— CONSIGNE 1 —
Transcrivez fidèlement, dans le texte sur La Clairière ci-dessous, tout ce qui va de "Dans ces conditions, pour" jusqu'à "sur ma gauche.".

— TEXTE DE LECTURE —
------------------------------------
Par ailleurs, le projet pédagogique est autre chose que La Clairière. Lorsque je compulse le tableau de la durée des séjours qu'a bien voulu adjoindre le rapporteur, je constate que la moitié des séjours est égale ou inférieure à cinq jours. Je ne suis pas persuadé qu'on puisse, en cinq jours, véritablement développer un programme pédagogique digne de ce nom, mais peut-être là-dessus fais-je erreur. Ce qui me fâche davantage, c'est d'apprendre à la lecture du rapport, confirmé par les propos de Mme Ruchat, qu'aucune étude des besoins pédagogiques - mais seulement une étude de la construction - n'avait été entreprise au mois de mai. Cela m'inquiète aussi.

Monsieur le président du département de l'aménagement, de l'équipement et du logement, je vous dis franchement qu'il est possible qu'au point de vue de la construction il y ait urgence pour pouvoir toucher une subvention fédérale, mais qu'il est véritablement regrettable que vous n'ayez vu que cette urgence-là, alors que bien évidemment ce qui compte, c'est le but pour lequel La Clairière est transformée et aménagée. On s'étonne d'apprendre que de ce point du vue là les urgences auraient été quelque peu négligées.

Dans ces conditions, pour ma part - connaissant les besoins actuels en matière de droit pénal des mineurs - j'accepterai du bout des lèvres de voter ce projet. Je maintiens qu'en tout cas l'urgence a été mal préparée, car une urgence qui n'est que purement financière et pour des montants de travaux aussi importants (je le répète : une cellule transformée à 150 000 F), toute personne qui a les pieds sur terre peut s'en étonner. Malgré cela je le voterai, en regrettant que ce projet n'ait pas été mieux préparé quant au fond. Je ne doute pas qu'en ce qui concerne les murs et les lavabos ce soit le cas, mais, quant au fond, je rejoins malgré tout les propos tenus sur ma gauche.

Mme Christine Sayegh (S). Les circonstances veulent qu'aujourd'hui, journée internationale du droit de l'enfant, nous soyons amenés à parler d'enfermement des mineurs et plus particulièrement des conditions de cet enfermement. Je vous rappelle que la convention des droits de l'enfant a été signée le 20 novembre 1989. Elle n'a été ratifiée par la Suisse qu'en février 1997. Dans une optique idéale, l'enfermement des mineurs devrait disparaître. Et, comme la députée Mme Ruchat, on peut s'interroger sur les raisons de la construction d'une prison pour jeunes alors que la tendance est à la suppression de la détention au profit de travail d'intérêt général.
------------------------------------
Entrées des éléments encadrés

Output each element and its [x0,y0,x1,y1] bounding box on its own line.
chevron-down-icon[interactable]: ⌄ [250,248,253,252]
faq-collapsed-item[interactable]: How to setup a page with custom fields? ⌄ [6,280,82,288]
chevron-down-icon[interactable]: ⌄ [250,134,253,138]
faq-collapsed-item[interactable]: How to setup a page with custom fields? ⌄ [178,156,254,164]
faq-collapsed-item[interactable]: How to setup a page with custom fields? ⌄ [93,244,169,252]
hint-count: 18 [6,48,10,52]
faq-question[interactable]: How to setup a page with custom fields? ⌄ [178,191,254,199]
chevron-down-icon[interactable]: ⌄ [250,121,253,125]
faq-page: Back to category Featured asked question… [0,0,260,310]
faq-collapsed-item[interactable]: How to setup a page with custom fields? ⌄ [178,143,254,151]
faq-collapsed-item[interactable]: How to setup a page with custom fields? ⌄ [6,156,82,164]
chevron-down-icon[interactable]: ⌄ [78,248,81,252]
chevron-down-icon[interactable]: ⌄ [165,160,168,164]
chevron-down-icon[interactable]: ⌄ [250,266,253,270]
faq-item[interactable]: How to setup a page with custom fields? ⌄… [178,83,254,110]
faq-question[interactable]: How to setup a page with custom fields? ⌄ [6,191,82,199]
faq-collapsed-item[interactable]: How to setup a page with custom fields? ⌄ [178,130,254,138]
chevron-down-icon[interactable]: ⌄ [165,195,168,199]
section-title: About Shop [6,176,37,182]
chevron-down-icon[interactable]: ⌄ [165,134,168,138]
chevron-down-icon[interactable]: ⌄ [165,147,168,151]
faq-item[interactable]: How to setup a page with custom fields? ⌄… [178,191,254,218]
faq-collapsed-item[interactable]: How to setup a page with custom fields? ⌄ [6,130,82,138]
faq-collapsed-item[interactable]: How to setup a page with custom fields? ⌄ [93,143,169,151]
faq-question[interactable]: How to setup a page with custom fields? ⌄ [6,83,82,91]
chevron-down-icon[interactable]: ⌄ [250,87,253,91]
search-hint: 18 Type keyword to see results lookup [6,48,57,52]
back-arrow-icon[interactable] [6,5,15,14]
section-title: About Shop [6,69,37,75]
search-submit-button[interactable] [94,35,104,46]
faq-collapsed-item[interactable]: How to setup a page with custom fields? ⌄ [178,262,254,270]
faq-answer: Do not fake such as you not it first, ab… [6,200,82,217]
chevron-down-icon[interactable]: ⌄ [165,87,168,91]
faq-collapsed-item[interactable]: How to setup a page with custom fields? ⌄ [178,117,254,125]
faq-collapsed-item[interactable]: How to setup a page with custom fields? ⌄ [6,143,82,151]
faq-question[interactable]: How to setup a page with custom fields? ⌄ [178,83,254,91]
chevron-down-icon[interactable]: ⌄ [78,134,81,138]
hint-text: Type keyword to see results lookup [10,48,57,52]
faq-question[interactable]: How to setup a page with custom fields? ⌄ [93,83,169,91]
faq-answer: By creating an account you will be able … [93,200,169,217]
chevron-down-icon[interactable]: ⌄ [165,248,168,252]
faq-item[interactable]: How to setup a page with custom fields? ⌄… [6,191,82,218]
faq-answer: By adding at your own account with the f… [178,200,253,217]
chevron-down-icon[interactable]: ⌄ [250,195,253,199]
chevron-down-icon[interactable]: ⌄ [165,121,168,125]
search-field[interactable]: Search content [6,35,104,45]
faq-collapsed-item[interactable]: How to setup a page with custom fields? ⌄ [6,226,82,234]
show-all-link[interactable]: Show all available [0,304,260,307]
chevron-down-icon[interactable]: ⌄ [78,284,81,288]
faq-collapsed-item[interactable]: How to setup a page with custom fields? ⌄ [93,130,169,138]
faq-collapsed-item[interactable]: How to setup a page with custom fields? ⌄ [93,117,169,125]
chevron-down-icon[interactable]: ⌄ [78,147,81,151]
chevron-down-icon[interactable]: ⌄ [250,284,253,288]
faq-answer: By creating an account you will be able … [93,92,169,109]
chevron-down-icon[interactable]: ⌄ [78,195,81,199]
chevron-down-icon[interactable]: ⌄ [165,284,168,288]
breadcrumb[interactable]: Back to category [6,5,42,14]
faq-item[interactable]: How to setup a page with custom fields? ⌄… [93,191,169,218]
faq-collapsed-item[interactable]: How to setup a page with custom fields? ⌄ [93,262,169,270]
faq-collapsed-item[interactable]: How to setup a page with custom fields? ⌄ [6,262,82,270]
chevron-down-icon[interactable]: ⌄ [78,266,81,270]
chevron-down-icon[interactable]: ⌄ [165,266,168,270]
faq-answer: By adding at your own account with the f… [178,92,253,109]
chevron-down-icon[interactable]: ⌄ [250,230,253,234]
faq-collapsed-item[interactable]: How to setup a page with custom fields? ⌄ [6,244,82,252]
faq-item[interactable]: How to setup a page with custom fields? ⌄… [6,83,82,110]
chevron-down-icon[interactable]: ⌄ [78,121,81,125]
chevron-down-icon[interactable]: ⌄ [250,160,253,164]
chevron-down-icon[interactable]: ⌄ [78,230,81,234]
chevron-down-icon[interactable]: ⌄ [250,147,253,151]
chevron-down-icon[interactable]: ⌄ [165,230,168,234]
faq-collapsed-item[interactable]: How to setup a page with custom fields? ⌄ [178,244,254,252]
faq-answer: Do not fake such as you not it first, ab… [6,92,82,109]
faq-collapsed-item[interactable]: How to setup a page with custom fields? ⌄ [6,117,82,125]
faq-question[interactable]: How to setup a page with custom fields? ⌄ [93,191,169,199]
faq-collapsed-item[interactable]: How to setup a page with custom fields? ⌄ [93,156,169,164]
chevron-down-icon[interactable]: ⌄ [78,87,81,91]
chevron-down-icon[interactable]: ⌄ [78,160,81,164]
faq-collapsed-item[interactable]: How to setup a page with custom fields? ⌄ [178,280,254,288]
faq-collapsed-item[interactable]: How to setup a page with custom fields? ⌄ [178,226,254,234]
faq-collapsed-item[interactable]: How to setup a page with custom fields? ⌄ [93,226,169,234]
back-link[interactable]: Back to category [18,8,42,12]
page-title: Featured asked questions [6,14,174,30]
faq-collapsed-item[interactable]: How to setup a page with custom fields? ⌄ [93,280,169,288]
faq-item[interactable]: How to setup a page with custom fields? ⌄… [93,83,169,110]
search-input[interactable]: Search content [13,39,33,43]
------------------------------------
— CONSIGNE 2 —
Extrayez à l'identique les lignes du listing, depuis son début jusqu'à la ligne contenant "chevron-down-icon[interactable]: ⌄ [250,134,253,138]", celle-ci comprise.

— RÉPONSE 1 —
Dans ces conditions, pour ma part - connaissant les besoins actuels en matière de droit pénal des mineurs - j'accepterai du bout des lèvres de voter ce projet. Je maintiens qu'en tout cas l'urgence a été mal préparée, car une urgence qui n'est que purement financière et pour des montants de travaux aussi importants (je le répète : une cellule transformée à 150 000 F), toute personne qui a les pieds sur terre peut s'en étonner. Malgré cela je le voterai, en regrettant que ce projet n'ait pas été mieux préparé quant au fond. Je ne doute pas qu'en ce qui concerne les murs et les lavabos ce soit le cas, mais, quant au fond, je rejoins malgré tout les propos tenus sur ma gauche.

— RÉPONSE 2 —
Output each element and its [x0,y0,x1,y1] bounding box on its own line.
chevron-down-icon[interactable]: ⌄ [250,248,253,252]
faq-collapsed-item[interactable]: How to setup a page with custom fields? ⌄ [6,280,82,288]
chevron-down-icon[interactable]: ⌄ [250,134,253,138]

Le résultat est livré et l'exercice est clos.